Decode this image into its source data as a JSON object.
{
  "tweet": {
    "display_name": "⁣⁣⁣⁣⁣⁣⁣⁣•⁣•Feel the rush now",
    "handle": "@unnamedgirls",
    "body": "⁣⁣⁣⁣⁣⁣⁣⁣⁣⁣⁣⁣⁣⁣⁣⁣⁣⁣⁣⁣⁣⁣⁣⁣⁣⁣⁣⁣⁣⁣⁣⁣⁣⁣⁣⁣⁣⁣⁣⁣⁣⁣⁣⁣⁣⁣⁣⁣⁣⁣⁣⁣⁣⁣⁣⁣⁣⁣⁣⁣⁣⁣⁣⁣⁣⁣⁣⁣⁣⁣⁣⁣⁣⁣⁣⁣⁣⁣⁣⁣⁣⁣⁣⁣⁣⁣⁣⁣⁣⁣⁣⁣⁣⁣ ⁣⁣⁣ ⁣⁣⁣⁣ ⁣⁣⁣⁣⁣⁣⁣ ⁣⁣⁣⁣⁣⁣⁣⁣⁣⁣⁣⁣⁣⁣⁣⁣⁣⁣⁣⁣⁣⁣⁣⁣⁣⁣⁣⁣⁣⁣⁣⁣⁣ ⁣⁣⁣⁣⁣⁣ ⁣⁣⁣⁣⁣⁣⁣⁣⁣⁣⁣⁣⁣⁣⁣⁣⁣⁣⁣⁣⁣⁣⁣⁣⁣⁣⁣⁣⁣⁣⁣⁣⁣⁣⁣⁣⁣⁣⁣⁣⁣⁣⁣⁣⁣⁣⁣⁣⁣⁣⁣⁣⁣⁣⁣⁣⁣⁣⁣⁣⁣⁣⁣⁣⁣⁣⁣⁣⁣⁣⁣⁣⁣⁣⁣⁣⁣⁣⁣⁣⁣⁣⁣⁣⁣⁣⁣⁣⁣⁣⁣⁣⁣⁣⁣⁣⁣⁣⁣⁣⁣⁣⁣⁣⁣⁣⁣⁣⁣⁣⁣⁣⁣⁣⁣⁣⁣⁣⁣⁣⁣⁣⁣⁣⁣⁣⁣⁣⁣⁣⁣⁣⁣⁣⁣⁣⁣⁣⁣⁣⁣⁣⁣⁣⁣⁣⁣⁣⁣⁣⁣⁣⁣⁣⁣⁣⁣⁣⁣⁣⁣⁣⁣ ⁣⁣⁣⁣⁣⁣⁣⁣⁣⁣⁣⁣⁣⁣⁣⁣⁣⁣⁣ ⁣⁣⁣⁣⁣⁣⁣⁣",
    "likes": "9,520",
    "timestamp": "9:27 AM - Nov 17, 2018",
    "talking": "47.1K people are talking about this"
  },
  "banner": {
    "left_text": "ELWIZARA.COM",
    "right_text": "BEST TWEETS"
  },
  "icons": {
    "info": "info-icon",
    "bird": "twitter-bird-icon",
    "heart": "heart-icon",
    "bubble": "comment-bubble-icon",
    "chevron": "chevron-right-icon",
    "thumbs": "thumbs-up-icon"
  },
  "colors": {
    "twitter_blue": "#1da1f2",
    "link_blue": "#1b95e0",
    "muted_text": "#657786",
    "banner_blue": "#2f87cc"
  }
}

+===+

# [Problem details]
Lines that hold "this" are the ones to copy; find all of them.

# [Final result]
Decode this image into its source data as a JSON object.
    "talking": "47.1K people are talking about this"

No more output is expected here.